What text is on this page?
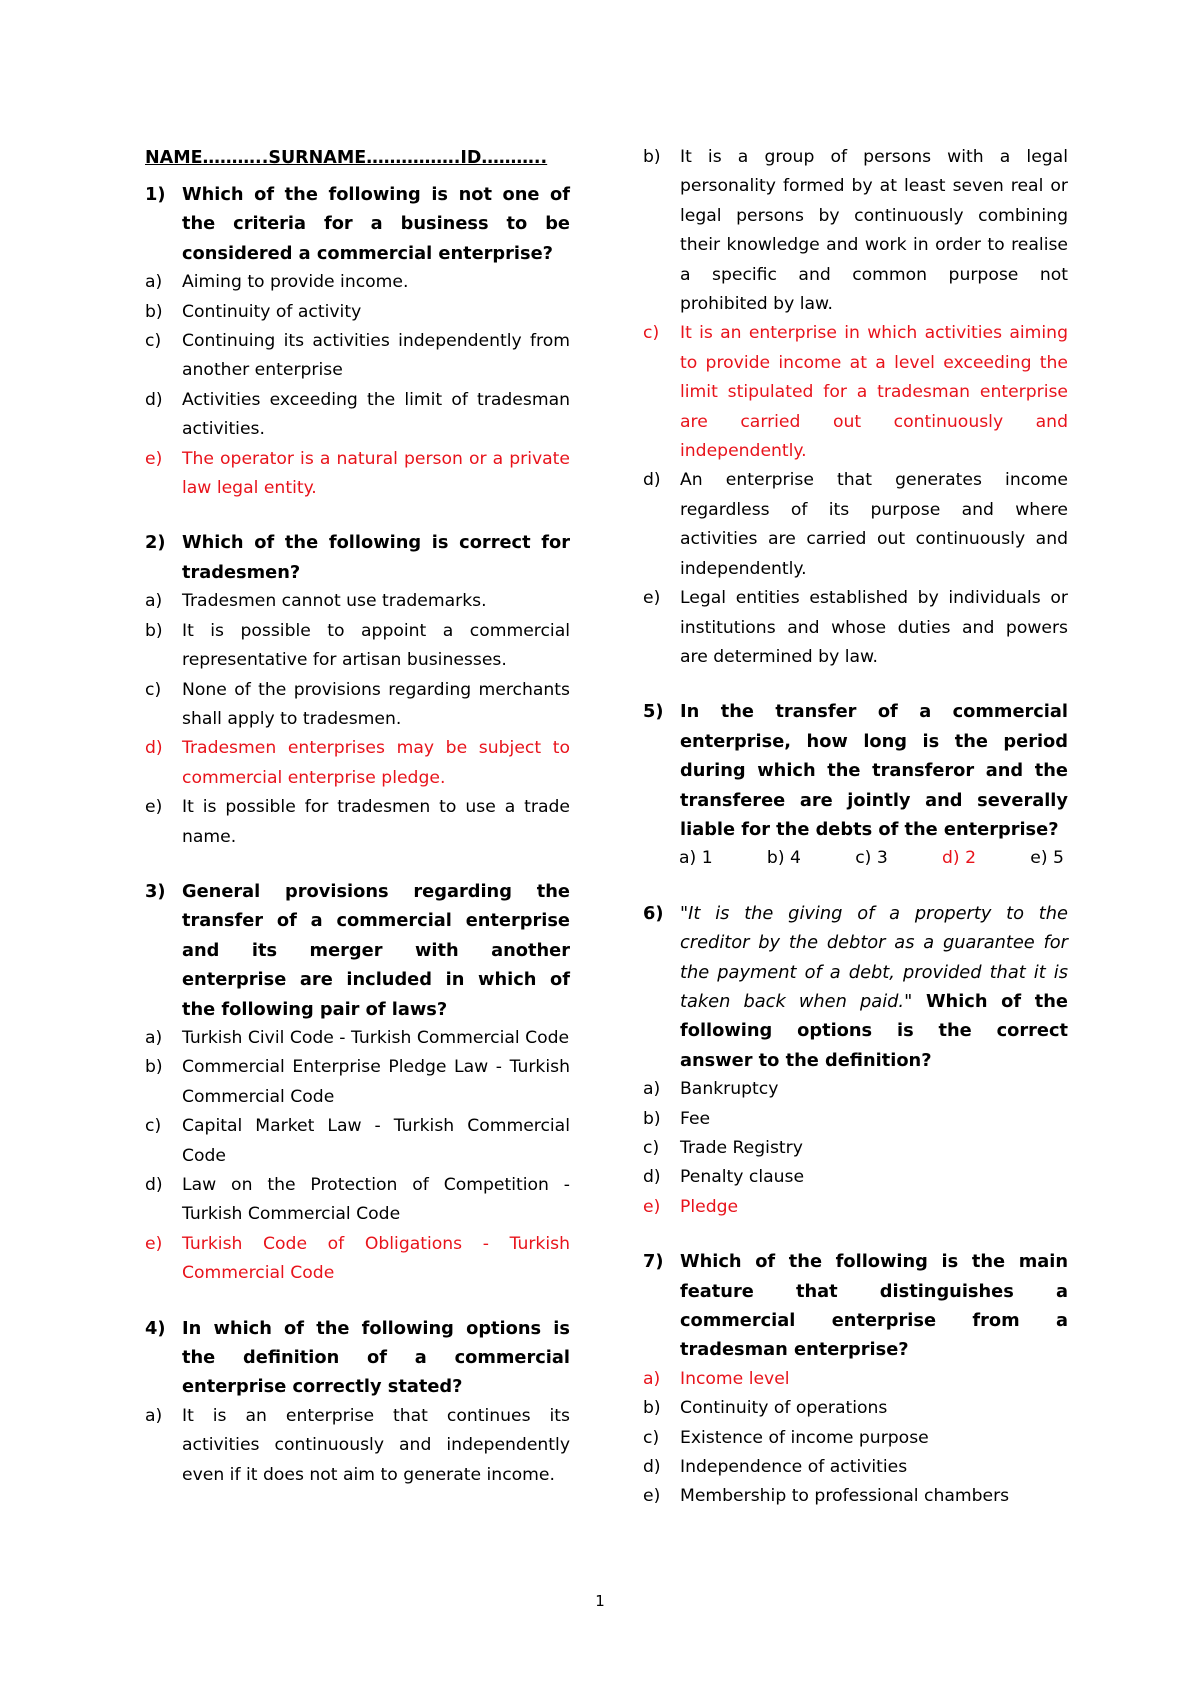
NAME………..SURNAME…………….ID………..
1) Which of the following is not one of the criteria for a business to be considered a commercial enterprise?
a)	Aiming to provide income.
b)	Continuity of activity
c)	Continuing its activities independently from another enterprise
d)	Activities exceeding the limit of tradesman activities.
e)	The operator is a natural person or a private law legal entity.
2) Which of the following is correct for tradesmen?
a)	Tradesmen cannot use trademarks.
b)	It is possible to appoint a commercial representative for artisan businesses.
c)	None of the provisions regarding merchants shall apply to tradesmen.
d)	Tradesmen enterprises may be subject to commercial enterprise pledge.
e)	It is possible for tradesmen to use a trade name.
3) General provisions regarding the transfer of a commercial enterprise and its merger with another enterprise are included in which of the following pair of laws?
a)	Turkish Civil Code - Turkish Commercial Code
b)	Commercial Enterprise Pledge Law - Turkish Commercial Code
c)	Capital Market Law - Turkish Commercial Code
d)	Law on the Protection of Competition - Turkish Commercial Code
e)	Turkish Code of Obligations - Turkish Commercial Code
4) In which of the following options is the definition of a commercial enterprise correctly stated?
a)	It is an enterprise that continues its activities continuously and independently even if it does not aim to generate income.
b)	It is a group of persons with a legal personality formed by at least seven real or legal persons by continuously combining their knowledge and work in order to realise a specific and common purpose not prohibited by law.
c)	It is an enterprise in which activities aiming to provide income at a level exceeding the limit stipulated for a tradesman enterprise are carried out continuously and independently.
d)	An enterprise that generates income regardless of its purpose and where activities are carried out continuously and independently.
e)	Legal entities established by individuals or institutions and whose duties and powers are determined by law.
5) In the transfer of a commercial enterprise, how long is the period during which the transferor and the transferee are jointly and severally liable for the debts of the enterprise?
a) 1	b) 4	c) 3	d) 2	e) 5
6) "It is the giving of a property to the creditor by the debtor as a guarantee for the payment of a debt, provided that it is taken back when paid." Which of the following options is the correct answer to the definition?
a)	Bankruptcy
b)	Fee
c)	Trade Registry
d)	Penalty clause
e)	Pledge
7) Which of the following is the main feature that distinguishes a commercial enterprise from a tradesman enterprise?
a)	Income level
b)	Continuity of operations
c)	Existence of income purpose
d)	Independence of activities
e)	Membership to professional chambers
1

• **DIRECTIONS FOR THIS TASK**
Copy the entries exactly. Leave out the images.

• **WRITTEN REPLY**
What text is on this page?
NAME………..SURNAME…………….ID………..
1) Which of the following is not one of the criteria for a business to be considered a commercial enterprise?
a)	Aiming to provide income.
b)	Continuity of activity
c)	Continuing its activities independently from another enterprise
d)	Activities exceeding the limit of tradesman activities.
e)	The operator is a natural person or a private law legal entity.
2) Which of the following is correct for tradesmen?
a)	Tradesmen cannot use trademarks.
b)	It is possible to appoint a commercial representative for artisan businesses.
c)	None of the provisions regarding merchants shall apply to tradesmen.
d)	Tradesmen enterprises may be subject to commercial enterprise pledge.
e)	It is possible for tradesmen to use a trade name.
3) General provisions regarding the transfer of a commercial enterprise and its merger with another enterprise are included in which of the following pair of laws?
a)	Turkish Civil Code - Turkish Commercial Code
b)	Commercial Enterprise Pledge Law - Turkish Commercial Code
c)	Capital Market Law - Turkish Commercial Code
d)	Law on the Protection of Competition - Turkish Commercial Code
e)	Turkish Code of Obligations - Turkish Commercial Code
4) In which of the following options is the definition of a commercial enterprise correctly stated?
a)	It is an enterprise that continues its activities continuously and independently even if it does not aim to generate income.
b)	It is a group of persons with a legal personality formed by at least seven real or legal persons by continuously combining their knowledge and work in order to realise a specific and common purpose not prohibited by law.
c)	It is an enterprise in which activities aiming to provide income at a level exceeding the limit stipulated for a tradesman enterprise are carried out continuously and independently.
d)	An enterprise that generates income regardless of its purpose and where activities are carried out continuously and independently.
e)	Legal entities established by individuals or institutions and whose duties and powers are determined by law.
5) In the transfer of a commercial enterprise, how long is the period during which the transferor and the transferee are jointly and severally liable for the debts of the enterprise?
a) 1	b) 4	c) 3	d) 2	e) 5
6) "It is the giving of a property to the creditor by the debtor as a guarantee for the payment of a debt, provided that it is taken back when paid." Which of the following options is the correct answer to the definition?
a)	Bankruptcy
b)	Fee
c)	Trade Registry
d)	Penalty clause
e)	Pledge
7) Which of the following is the main feature that distinguishes a commercial enterprise from a tradesman enterprise?
a)	Income level
b)	Continuity of operations
c)	Existence of income purpose
d)	Independence of activities
e)	Membership to professional chambers
1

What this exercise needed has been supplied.